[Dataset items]
◆ ◆ ◆ ◆ ◆ ◆ ◆

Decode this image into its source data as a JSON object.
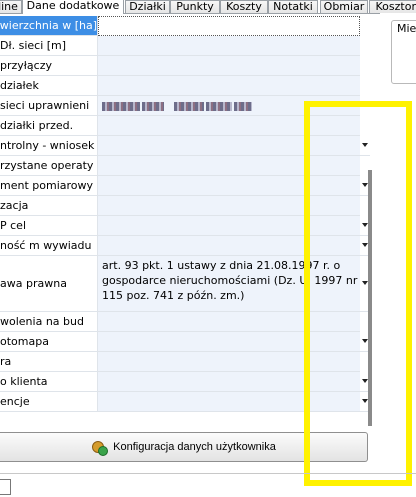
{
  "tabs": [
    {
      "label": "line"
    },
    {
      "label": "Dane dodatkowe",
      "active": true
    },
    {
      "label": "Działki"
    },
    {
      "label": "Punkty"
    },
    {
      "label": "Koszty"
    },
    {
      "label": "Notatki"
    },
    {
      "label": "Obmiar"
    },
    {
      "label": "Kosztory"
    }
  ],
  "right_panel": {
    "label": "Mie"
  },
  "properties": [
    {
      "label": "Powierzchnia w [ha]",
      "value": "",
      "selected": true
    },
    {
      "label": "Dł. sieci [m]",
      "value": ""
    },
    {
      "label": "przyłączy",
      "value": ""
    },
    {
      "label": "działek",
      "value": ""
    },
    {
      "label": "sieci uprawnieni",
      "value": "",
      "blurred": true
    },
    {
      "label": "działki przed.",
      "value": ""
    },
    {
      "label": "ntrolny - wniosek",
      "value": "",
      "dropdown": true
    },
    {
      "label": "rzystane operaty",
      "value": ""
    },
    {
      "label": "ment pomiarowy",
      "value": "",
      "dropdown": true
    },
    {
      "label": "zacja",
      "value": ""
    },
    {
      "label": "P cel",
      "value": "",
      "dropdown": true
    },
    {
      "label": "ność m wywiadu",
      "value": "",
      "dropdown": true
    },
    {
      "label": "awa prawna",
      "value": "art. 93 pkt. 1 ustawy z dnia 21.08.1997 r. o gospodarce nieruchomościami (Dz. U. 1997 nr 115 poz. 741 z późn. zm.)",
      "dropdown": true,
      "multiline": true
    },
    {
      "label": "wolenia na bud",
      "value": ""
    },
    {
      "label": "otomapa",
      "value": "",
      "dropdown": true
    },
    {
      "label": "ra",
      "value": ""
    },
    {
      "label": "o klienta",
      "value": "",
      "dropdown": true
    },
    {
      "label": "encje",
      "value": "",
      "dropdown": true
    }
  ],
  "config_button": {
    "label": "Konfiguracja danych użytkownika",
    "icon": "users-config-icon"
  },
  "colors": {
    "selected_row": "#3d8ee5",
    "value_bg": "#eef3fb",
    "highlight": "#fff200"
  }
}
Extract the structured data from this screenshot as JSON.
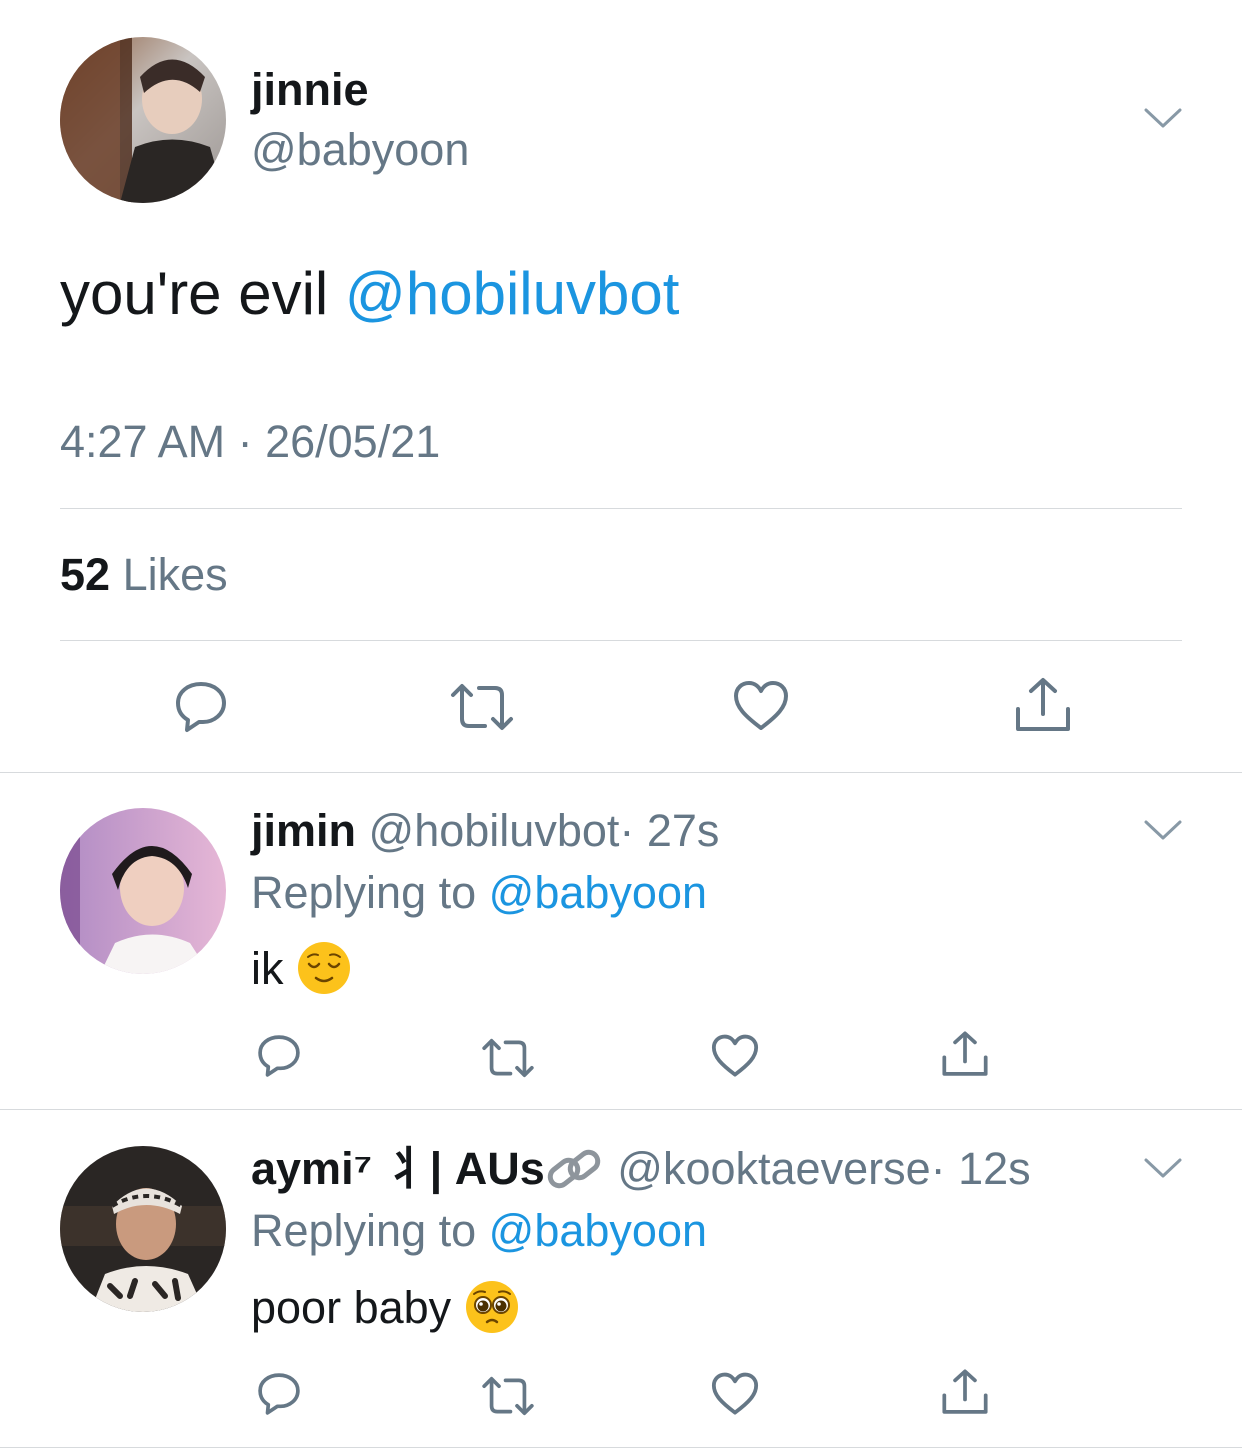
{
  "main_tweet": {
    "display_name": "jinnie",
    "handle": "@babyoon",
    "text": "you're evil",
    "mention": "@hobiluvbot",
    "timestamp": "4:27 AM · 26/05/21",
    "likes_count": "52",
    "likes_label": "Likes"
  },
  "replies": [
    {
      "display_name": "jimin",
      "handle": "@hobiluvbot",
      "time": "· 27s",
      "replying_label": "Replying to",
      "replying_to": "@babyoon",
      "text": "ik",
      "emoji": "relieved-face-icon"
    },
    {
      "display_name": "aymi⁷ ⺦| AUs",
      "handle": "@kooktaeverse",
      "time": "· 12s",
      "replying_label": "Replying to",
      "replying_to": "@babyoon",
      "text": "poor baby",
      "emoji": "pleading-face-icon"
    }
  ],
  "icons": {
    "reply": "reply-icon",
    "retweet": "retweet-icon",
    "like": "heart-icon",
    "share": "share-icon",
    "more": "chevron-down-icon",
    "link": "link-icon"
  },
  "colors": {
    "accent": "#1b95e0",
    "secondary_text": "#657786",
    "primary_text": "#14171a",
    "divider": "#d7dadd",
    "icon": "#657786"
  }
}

◆ ◆ ◆ ◆ ◆ ◆ ◆

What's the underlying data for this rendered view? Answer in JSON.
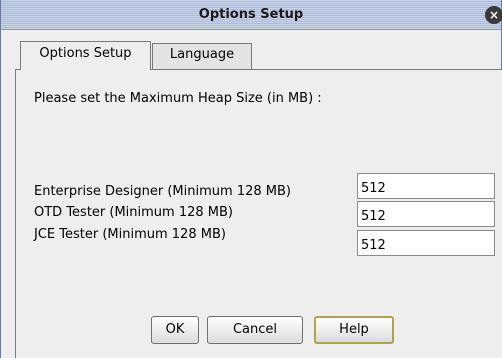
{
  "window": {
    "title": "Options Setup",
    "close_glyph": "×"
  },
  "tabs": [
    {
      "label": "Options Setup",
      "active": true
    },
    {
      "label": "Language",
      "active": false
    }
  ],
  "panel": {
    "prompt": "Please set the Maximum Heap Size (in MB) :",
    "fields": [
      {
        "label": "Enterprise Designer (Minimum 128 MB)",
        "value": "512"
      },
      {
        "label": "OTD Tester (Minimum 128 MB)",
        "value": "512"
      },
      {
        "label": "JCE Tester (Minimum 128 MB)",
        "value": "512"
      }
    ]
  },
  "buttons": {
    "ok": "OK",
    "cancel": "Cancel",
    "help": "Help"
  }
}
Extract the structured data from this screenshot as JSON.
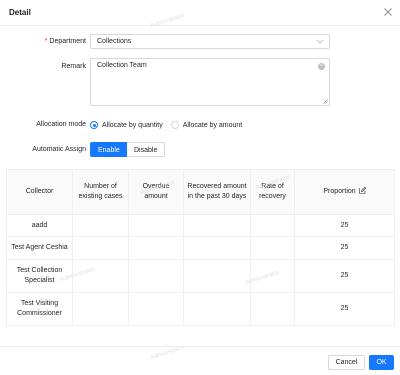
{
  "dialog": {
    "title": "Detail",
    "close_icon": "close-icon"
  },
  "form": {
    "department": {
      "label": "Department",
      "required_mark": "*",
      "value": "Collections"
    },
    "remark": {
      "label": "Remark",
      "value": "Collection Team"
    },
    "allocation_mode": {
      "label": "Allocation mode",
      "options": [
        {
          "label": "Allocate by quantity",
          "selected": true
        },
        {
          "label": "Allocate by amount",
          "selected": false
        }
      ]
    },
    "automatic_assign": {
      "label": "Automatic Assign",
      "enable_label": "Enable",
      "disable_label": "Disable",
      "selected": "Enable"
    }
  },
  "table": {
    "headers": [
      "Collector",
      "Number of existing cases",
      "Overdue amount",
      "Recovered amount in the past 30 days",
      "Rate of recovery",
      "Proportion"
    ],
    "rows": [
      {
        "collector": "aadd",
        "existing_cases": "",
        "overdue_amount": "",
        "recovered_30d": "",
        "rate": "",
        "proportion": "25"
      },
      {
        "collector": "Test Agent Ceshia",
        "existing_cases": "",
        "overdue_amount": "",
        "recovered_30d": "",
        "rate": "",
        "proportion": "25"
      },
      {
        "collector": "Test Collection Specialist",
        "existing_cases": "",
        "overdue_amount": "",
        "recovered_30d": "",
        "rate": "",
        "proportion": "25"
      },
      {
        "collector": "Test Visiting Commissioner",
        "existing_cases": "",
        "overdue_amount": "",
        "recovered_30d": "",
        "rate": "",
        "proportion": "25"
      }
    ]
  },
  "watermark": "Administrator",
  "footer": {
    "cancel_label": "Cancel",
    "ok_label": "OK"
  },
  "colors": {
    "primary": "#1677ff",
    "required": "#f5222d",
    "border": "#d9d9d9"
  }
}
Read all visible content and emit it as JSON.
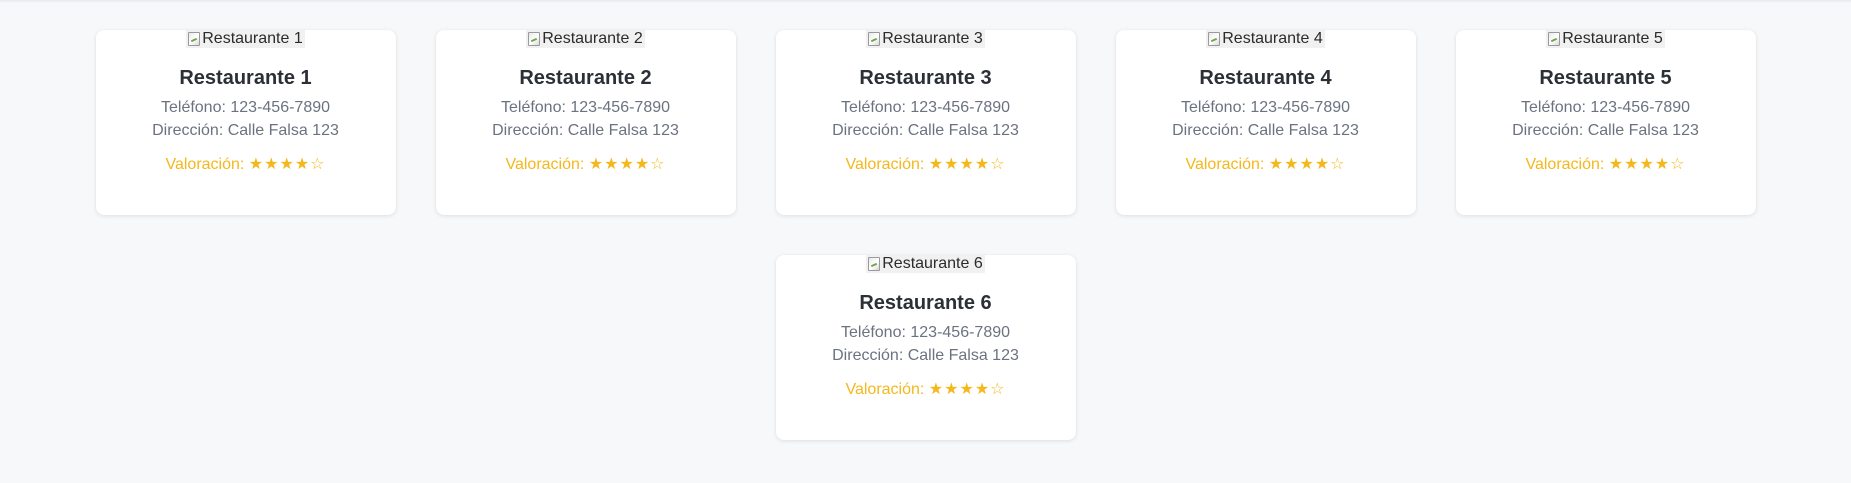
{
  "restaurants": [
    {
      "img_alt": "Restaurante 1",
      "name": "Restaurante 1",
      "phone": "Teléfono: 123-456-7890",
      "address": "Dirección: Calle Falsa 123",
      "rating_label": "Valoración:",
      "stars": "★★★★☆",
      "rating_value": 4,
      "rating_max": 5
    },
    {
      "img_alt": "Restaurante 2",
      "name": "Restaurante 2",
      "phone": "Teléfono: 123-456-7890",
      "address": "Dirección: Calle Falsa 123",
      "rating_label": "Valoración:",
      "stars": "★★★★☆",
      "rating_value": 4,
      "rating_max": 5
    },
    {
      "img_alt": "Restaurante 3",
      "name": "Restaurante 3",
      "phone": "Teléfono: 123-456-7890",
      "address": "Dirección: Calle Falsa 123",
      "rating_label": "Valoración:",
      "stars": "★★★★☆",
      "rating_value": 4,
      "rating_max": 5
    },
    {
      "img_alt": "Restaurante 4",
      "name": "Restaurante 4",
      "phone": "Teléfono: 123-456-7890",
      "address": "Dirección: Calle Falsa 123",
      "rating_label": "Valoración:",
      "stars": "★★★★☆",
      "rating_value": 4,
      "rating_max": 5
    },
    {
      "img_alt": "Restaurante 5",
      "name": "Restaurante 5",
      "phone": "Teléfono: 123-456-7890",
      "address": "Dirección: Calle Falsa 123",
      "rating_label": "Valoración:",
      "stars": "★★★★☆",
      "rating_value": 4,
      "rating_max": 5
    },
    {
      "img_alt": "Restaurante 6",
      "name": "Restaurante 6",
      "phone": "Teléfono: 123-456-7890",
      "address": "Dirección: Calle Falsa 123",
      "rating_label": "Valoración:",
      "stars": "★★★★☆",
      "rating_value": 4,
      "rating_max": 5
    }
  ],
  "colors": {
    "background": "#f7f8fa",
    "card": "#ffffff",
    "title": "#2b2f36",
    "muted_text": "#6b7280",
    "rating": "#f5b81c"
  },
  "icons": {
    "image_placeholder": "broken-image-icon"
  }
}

◆ ◆ ◆ ◆ ◆ ◆ ◆

> **Problem to solve**
From the listing above, return each line with the word "this".

> **Complete answer**
Decode this image into its source data as a JSON object.
Extract the structured data from this screenshot as JSON.
What's the underlying data for this rendered view? Answer in JSON.
Extract the structured data from this screenshot as JSON.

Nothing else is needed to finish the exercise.